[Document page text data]
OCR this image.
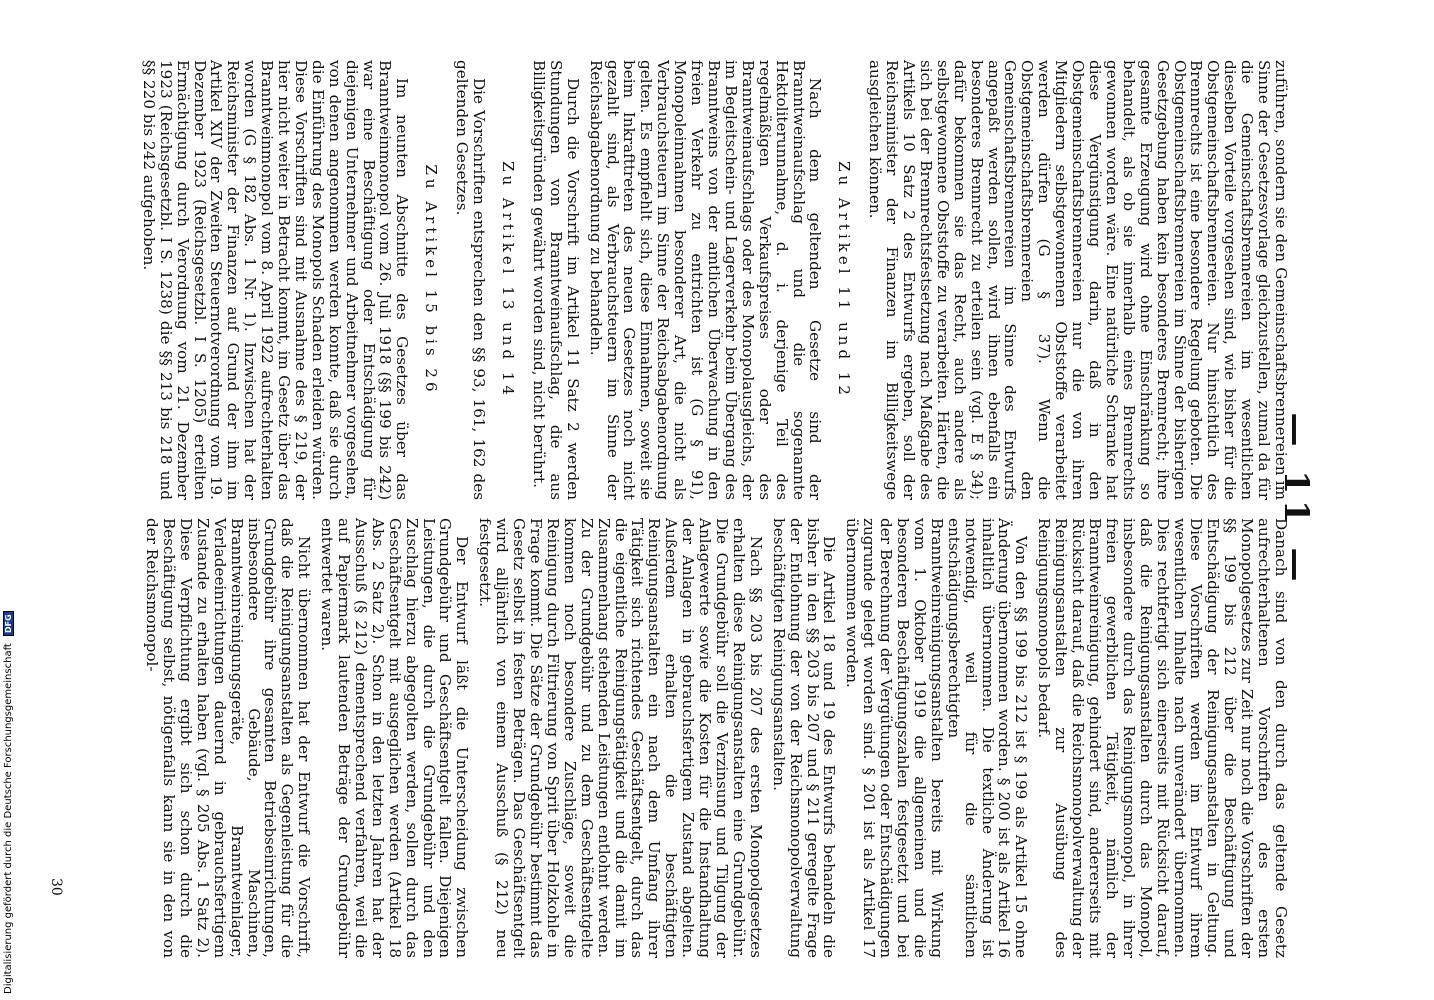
— 11 —

zuführen, sondern sie den Gemeinschaftsbrennereien im Sinne der Gesetzesvorlage gleichzustellen, zumal da für die Gemeinschaftsbrennereien im wesentlichen dieselben Vorteile vorgesehen sind, wie bisher für die Obstgemeinschaftsbrennereien. Nur hinsichtlich des Brennrechts ist eine besondere Regelung geboten. Die Obstgemeinschaftsbrennereien im Sinne der bisherigen Gesetzgebung haben kein besonderes Brennrecht; ihre gesamte Erzeugung wird ohne Einschränkung so behandelt, als ob sie innerhalb eines Brennrechts gewonnen worden wäre. Eine natürliche Schranke hat diese Vergünstigung darin, daß in den Obstgemeinschaftsbrennereien nur die von ihren Mitgliedern selbstgewonnenen Obststoffe verarbeitet werden dürfen (G § 37). Wenn die Obstgemeinschaftsbrennereien den Gemeinschaftsbrennereien im Sinne des Entwurfs angepaßt werden sollen, wird ihnen ebenfalls ein besonderes Brennrecht zu erteilen sein (vgl. E § 34); dafür bekommen sie das Recht, auch andere als selbstgewonnene Obststoffe zu verarbeiten. Härten, die sich bei der Brennrechtsfestsetzung nach Maßgabe des Artikels 10 Satz 2 des Entwurfs ergeben, soll der Reichsminister der Finanzen im Billigkeitswege ausgleichen können.

Zu Artikel 11 und 12

Nach dem geltenden Gesetze sind der Branntweinaufschlag und die sogenannte Hektoliterunnahme, d. i. derjenige Teil des regelmäßigen Verkaufspreises oder des Branntweinaufschlags oder des Monopolausgleichs, der im Begleitschein- und Lagerverkehr beim Übergang des Branntweins von der amtlichen Überwachung in den freien Verkehr zu entrichten ist (G § 91), Monopoleinnahmen besonderer Art, die nicht als Verbrauchsteuern im Sinne der Reichsabgabenordnung gelten. Es empfiehlt sich, diese Einnahmen, soweit sie beim Inkrafttreten des neuen Gesetzes noch nicht gezahlt sind, als Verbrauchsteuern im Sinne der Reichsabgabenordnung zu behandeln.

Durch die Vorschrift im Artikel 11 Satz 2 werden Stundungen von Branntweinaufschlag, die aus Billigkeitsgründen gewährt worden sind, nicht berührt.

Zu Artikel 13 und 14

Die Vorschriften entsprechen den §§ 93, 161, 162 des geltenden Gesetzes.

Zu Artikel 15 bis 26

Im neunten Abschnitte des Gesetzes über das Branntweinmonopol vom 26. Juli 1918 (§§ 199 bis 242) war eine Beschäftigung oder Entschädigung für diejenigen Unternehmer und Arbeitnehmer vorgesehen, von denen angenommen werden konnte, daß sie durch die Einführung des Monopols Schaden erleiden würden. Diese Vorschriften sind mit Ausnahme des § 219, der hier nicht weiter in Betracht kommt, im Gesetz über das Branntweinmonopol vom 8. April 1922 aufrechterhalten worden (G § 182 Abs. 1 Nr. 1). Inzwischen hat der Reichsminister der Finanzen auf Grund der ihm im Artikel XIV der Zweiten Steuernotverordnung vom 19. Dezember 1923 (Reichsgesetzbl. I S. 1205) erteilten Ermächtigung durch Verordnung vom 21. Dezember 1923 (Reichsgesetzbl. I S. 1238) die §§ 213 bis 218 und §§ 220 bis 242 aufgehoben.

Danach sind von den durch das geltende Gesetz aufrechterhaltenen Vorschriften des ersten Monopolgesetzes zur Zeit nur noch die Vorschriften der §§ 199 bis 212 über die Beschäftigung und Entschädigung der Reinigungsanstalten in Geltung. Diese Vorschriften werden im Entwurf ihrem wesentlichen Inhalte nach unverändert übernommen. Dies rechtfertigt sich einerseits mit Rücksicht darauf, daß die Reinigungsanstalten durch das Monopol, insbesondere durch das Reinigungsmonopol, in ihrer freien gewerblichen Tätigkeit, nämlich der Branntweinreinigung, gehindert sind, andererseits mit Rücksicht darauf, daß die Reichsmonopolverwaltung der Reinigungsanstalten zur Ausübung des Reinigungsmonopols bedarf.

Von den §§ 199 bis 212 ist § 199 als Artikel 15 ohne Änderung übernommen worden. § 200 ist als Artikel 16 inhaltlich übernommen. Die textliche Änderung ist notwendig, weil für die sämtlichen entschädigungsberechtigten Branntweinreinigungsanstalten bereits mit Wirkung vom 1. Oktober 1919 die allgemeinen und die besonderen Beschäftigungszahlen festgesetzt und bei der Berechnung der Vergütungen oder Entschädigungen zugrunde gelegt worden sind. § 201 ist als Artikel 17 übernommen worden.

Die Artikel 18 und 19 des Entwurfs behandeln die bisher in den §§ 203 bis 207 und § 211 geregelte Frage der Entlohnung der von der Reichsmonopolverwaltung beschäftigten Reinigungsanstalten.

Nach §§ 203 bis 207 des ersten Monopolgesetzes erhalten diese Reinigungsanstalten eine Grundgebühr. Die Grundgebühr soll die Verzinsung und Tilgung der Anlagewerte sowie die Kosten für die Instandhaltung der Anlagen in gebrauchsfertigem Zustand abgelten. Außerdem erhalten die beschäftigten Reinigungsanstalten ein nach dem Umfang ihrer Tätigkeit sich richtendes Geschäftsentgelt, durch das die eigentliche Reinigungstätigkeit und die damit im Zusammenhang stehenden Leistungen entlohnt werden. Zu der Grundgebühr und zu dem Geschäftsentgelte kommen noch besondere Zuschläge, soweit die Reinigung durch Filtrierung von Sprit über Holzkohle in Frage kommt. Die Sätze der Grundgebühr bestimmt das Gesetz selbst in festen Beträgen. Das Geschäftsentgelt wird alljährlich von einem Ausschuß (§ 212) neu festgesetzt.

Der Entwurf läßt die Unterscheidung zwischen Grundgebühr und Geschäftsentgelt fallen. Diejenigen Leistungen, die durch die Grundgebühr und den Zuschlag hierzu abgegolten werden, sollen durch das Geschäftsentgelt mit ausgeglichen werden (Artikel 18 Abs. 2 Satz 2). Schon in den letzten Jahren hat der Ausschuß (§ 212) dementsprechend verfahren, weil die auf Papiermark lautenden Beträge der Grundgebühr entwertet waren.

Nicht übernommen hat der Entwurf die Vorschrift, daß die Reinigungsanstalten als Gegenleistung für die Grundgebühr ihre gesamten Betriebseinrichtungen, insbesondere Gebäude, Maschinen, Branntweinreinigungsgeräte, Branntweinlager, Verladeeinrichtungen dauernd in gebrauchsfertigem Zustande zu erhalten haben (vgl. § 205 Abs. 1 Satz 2). Diese Verpflichtung ergibt sich schon durch die Beschäftigung selbst, nötigenfalls kann sie in den von der Reichsmonopol-

30
Digitalisierung gefördert durch die Deutsche Forschungsgemeinschaft DFG
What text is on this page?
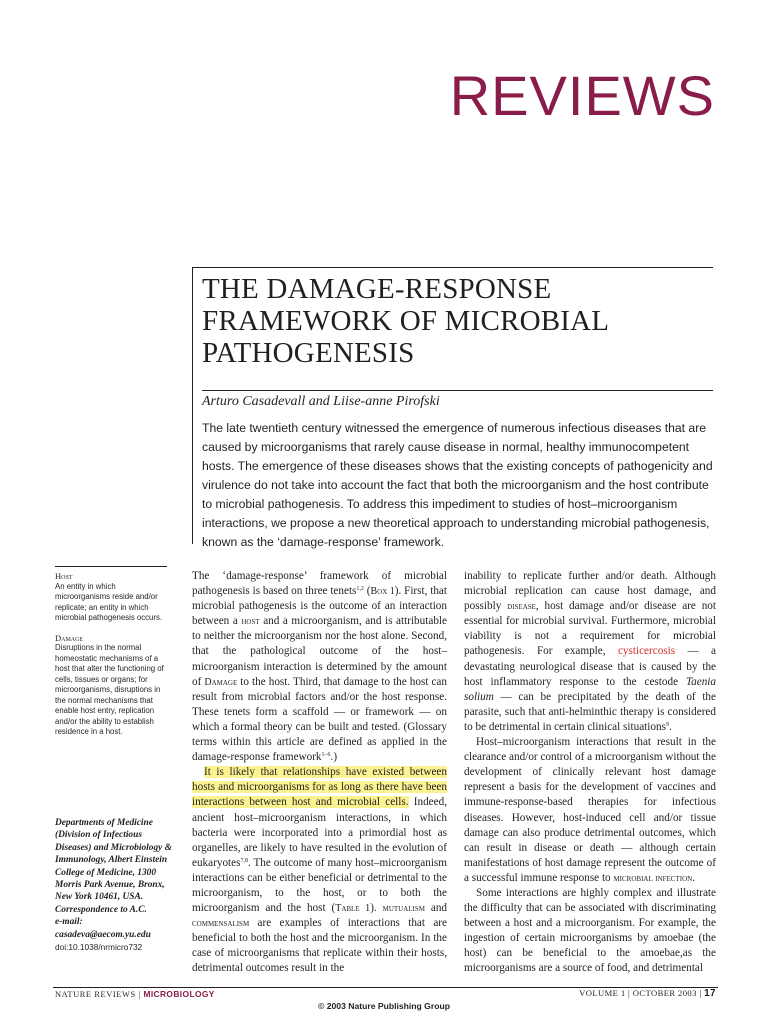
REVIEWS
THE DAMAGE-RESPONSE FRAMEWORK OF MICROBIAL PATHOGENESIS
Arturo Casadevall and Liise-anne Pirofski
The late twentieth century witnessed the emergence of numerous infectious diseases that are caused by microorganisms that rarely cause disease in normal, healthy immunocompetent hosts. The emergence of these diseases shows that the existing concepts of pathogenicity and virulence do not take into account the fact that both the microorganism and the host contribute to microbial pathogenesis. To address this impediment to studies of host–microorganism interactions, we propose a new theoretical approach to understanding microbial pathogenesis, known as the ‘damage-response’ framework.
Host
An entity in which microorganisms reside and/or replicate; an entity in which microbial pathogenesis occurs.
Damage
Disruptions in the normal homeostatic mechanisms of a host that alter the functioning of cells, tissues or organs; for microorganisms, disruptions in the normal mechanisms that enable host entry, replication and/or the ability to establish residence in a host.
Departments of Medicine (Division of Infectious Diseases) and Microbiology & Immunology, Albert Einstein College of Medicine, 1300 Morris Park Avenue, Bronx, New York 10461, USA.
Correspondence to A.C.
e-mail:
casadeva@aecom.yu.edu
doi:10.1038/nrmicro732

The ‘damage-response’ framework of microbial pathogenesis is based on three tenets$^{1,2}$ (Box 1). First, that microbial pathogenesis is the outcome of an interaction between a host and a microorganism, and is attributable to neither the microorganism nor the host alone. Second, that the pathological outcome of the host–microorganism interaction is determined by the amount of Damage to the host. Third, that damage to the host can result from microbial factors and/or the host response. These tenets form a scaffold — or framework — on which a formal theory can be built and tested. (Glossary terms within this article are defined as applied in the damage-response framework$^{1-6}$.)

It is likely that relationships have existed between hosts and microorganisms for as long as there have been interactions between host and microbial cells. Indeed, ancient host–microorganism interactions, in which bacteria were incorporated into a primordial host as organelles, are likely to have resulted in the evolution of eukaryotes$^{7,8}$. The outcome of many host–microorganism interactions can be either beneficial or detrimental to the microorganism, to the host, or to both the microorganism and the host (Table 1). mutualism and commensalism are examples of interactions that are beneficial to both the host and the microorganism. In the case of microorganisms that replicate within their hosts, detrimental outcomes result in the

inability to replicate further and/or death. Although microbial replication can cause host damage, and possibly disease, host damage and/or disease are not essential for microbial survival. Furthermore, microbial viability is not a requirement for microbial pathogenesis. For example, cysticercosis — a devastating neurological disease that is caused by the host inflammatory response to the cestode Taenia solium — can be precipitated by the death of the parasite, such that anti-helminthic therapy is considered to be detrimental in certain clinical situations$^9$.

Host–microorganism interactions that result in the clearance and/or control of a microorganism without the development of clinically relevant host damage represent a basis for the development of vaccines and immune-response-based therapies for infectious diseases. However, host-induced cell and/or tissue damage can also produce detrimental outcomes, which can result in disease or death — although certain manifestations of host damage represent the outcome of a successful immune response to microbial infection.

Some interactions are highly complex and illustrate the difficulty that can be associated with discriminating between a host and a microorganism. For example, the ingestion of certain microorganisms by amoebae (the host) can be beneficial to the amoebae,as the microorganisms are a source of food, and detrimental

NATURE REVIEWS | MICROBIOLOGY	VOLUME 1 | OCTOBER 2003 | 17
© 2003 Nature Publishing Group
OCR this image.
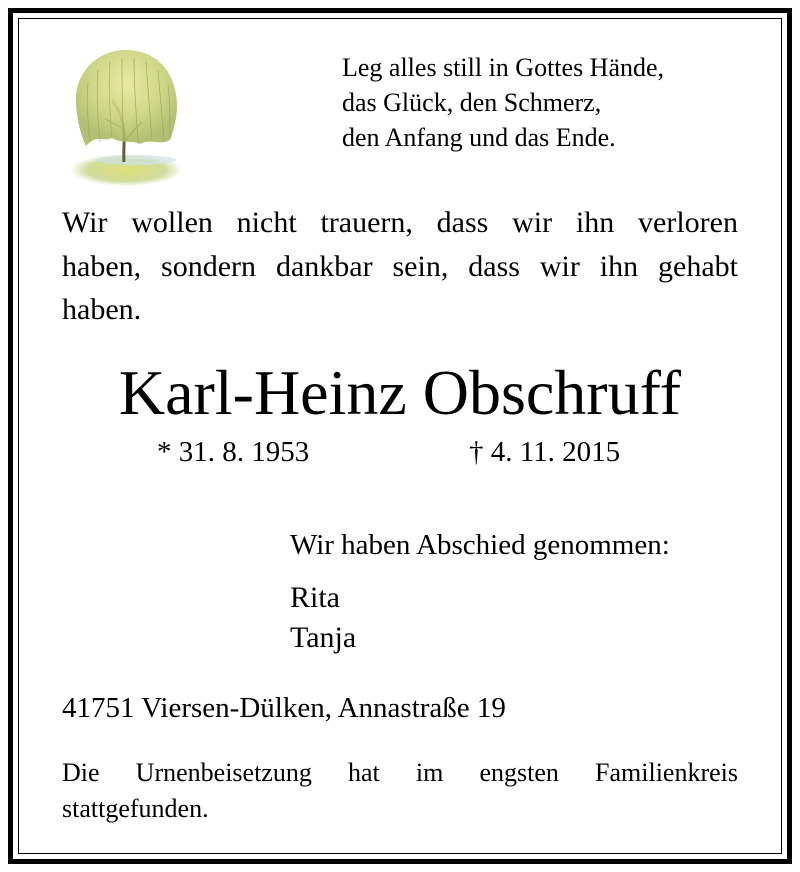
Leg alles still in Gottes Hände,
das Glück, den Schmerz,
den Anfang und das Ende.
Wir wollen nicht trauern, dass wir ihn verloren
haben, sondern dankbar sein, dass wir ihn gehabt
haben.
Karl-Heinz Obschruff
* 31. 8. 1953	† 4. 11. 2015
Wir haben Abschied genommen:
Rita
Tanja
41751 Viersen-Dülken, Annastraße 19
Die Urnenbeisetzung hat im engsten Familienkreis
stattgefunden.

[What is expected]:
Count the lines in the records above that contain the word "dass", and give only the number.

[Answer to this task]:
2